*Aim of the task*: Leave out the pictures and reproduce all of the data exactly.

*Information given*:
= = = =

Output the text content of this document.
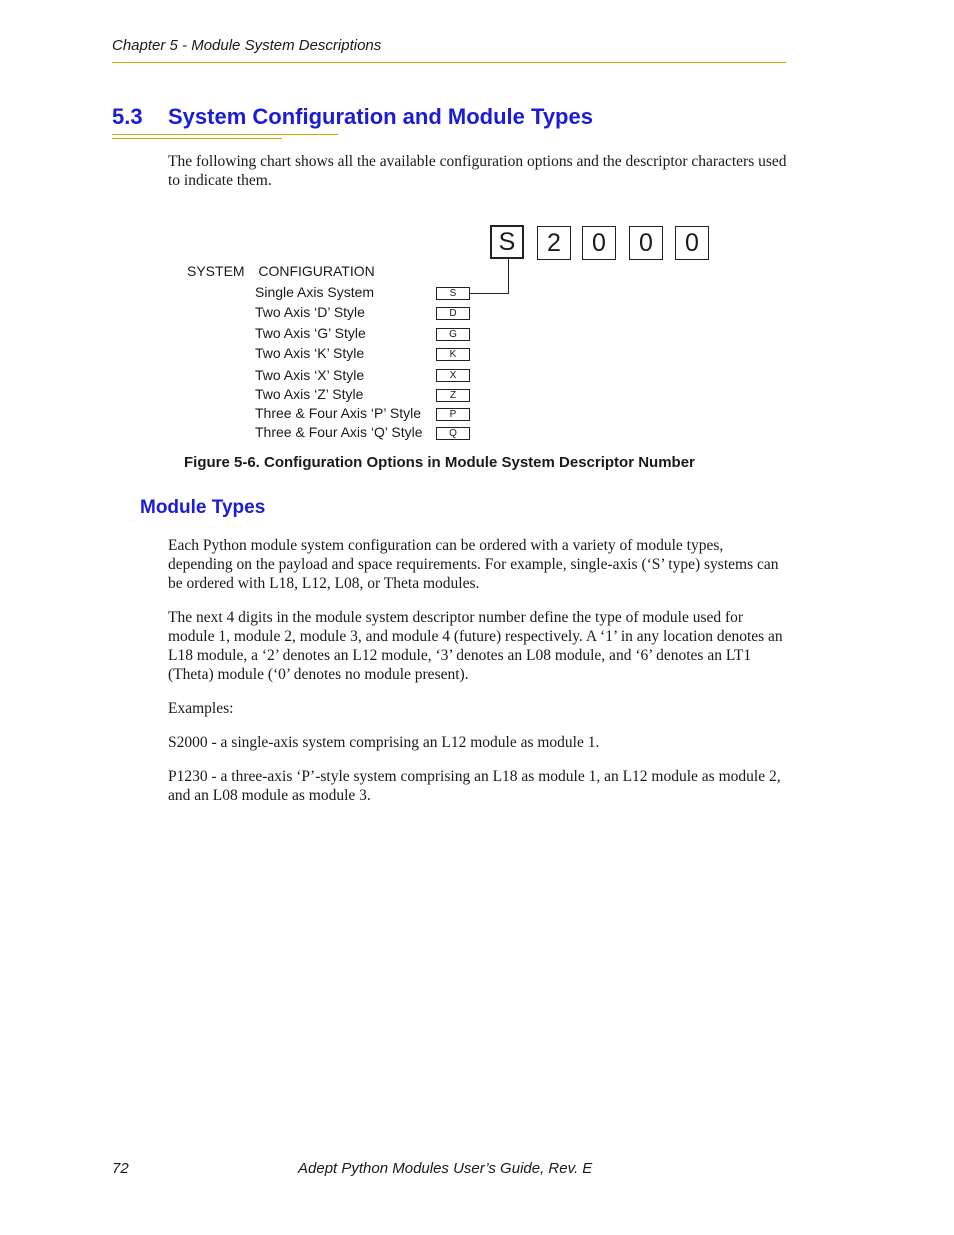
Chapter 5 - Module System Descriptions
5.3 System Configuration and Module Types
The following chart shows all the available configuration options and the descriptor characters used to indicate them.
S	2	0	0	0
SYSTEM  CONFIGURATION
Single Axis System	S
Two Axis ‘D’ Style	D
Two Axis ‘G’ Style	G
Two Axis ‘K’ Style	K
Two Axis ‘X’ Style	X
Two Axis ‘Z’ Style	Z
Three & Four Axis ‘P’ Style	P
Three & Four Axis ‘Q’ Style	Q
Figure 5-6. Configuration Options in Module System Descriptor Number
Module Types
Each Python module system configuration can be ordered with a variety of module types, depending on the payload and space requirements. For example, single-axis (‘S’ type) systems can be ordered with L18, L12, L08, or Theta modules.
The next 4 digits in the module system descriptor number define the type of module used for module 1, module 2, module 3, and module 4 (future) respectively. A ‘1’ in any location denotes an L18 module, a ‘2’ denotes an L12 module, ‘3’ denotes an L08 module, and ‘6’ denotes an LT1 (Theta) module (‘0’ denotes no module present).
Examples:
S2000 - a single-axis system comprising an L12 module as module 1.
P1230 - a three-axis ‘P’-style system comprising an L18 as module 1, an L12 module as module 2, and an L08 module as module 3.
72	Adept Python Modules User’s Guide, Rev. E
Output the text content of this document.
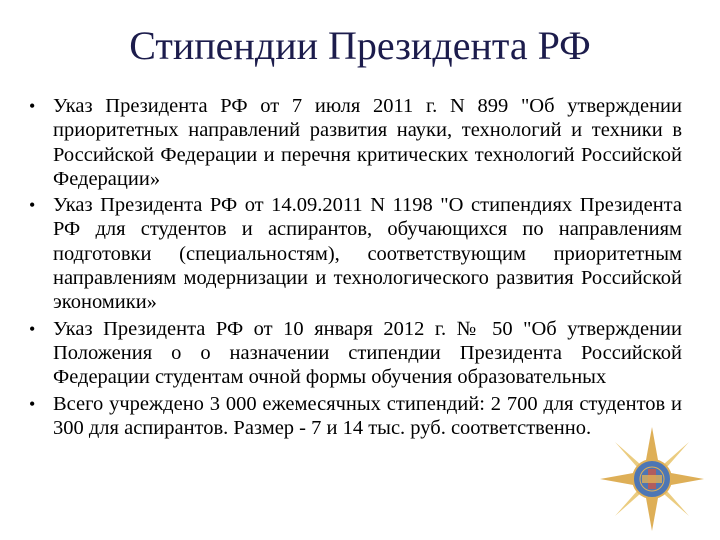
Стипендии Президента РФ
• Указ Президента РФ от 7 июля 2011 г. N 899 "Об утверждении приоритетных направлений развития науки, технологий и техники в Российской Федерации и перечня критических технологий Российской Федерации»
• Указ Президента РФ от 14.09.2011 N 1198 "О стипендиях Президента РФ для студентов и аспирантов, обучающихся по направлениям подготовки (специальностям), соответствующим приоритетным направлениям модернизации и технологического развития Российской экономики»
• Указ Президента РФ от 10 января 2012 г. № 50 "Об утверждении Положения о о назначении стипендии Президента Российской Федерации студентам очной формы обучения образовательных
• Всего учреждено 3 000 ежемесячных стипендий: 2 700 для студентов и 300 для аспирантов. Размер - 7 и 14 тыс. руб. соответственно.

= = = =

*Answer below*:
Output the text content of this document.
Chapter 5 - Module System Descriptions
5.3 System Configuration and Module Types
The following chart shows all the available configuration options and the descriptor characters used to indicate them.
S	2	0	0	0
SYSTEM  CONFIGURATION
Single Axis System	S
Two Axis ‘D’ Style	D
Two Axis ‘G’ Style	G
Two Axis ‘K’ Style	K
Two Axis ‘X’ Style	X
Two Axis ‘Z’ Style	Z
Three & Four Axis ‘P’ Style	P
Three & Four Axis ‘Q’ Style	Q
Figure 5-6. Configuration Options in Module System Descriptor Number
Module Types
Each Python module system configuration can be ordered with a variety of module types, depending on the payload and space requirements. For example, single-axis (‘S’ type) systems can be ordered with L18, L12, L08, or Theta modules.
The next 4 digits in the module system descriptor number define the type of module used for module 1, module 2, module 3, and module 4 (future) respectively. A ‘1’ in any location denotes an L18 module, a ‘2’ denotes an L12 module, ‘3’ denotes an L08 module, and ‘6’ denotes an LT1 (Theta) module (‘0’ denotes no module present).
Examples:
S2000 - a single-axis system comprising an L12 module as module 1.
P1230 - a three-axis ‘P’-style system comprising an L18 as module 1, an L12 module as module 2, and an L08 module as module 3.
72	Adept Python Modules User’s Guide, Rev. E
Output the text content of this document.
Стипендии Президента РФ
• Указ Президента РФ от 7 июля 2011 г. N 899 "Об утверждении приоритетных направлений развития науки, технологий и техники в Российской Федерации и перечня критических технологий Российской Федерации»
• Указ Президента РФ от 14.09.2011 N 1198 "О стипендиях Президента РФ для студентов и аспирантов, обучающихся по направлениям подготовки (специальностям), соответствующим приоритетным направлениям модернизации и технологического развития Российской экономики»
• Указ Президента РФ от 10 января 2012 г. № 50 "Об утверждении Положения о о назначении стипендии Президента Российской Федерации студентам очной формы обучения образовательных
• Всего учреждено 3 000 ежемесячных стипендий: 2 700 для студентов и 300 для аспирантов. Размер - 7 и 14 тыс. руб. соответственно.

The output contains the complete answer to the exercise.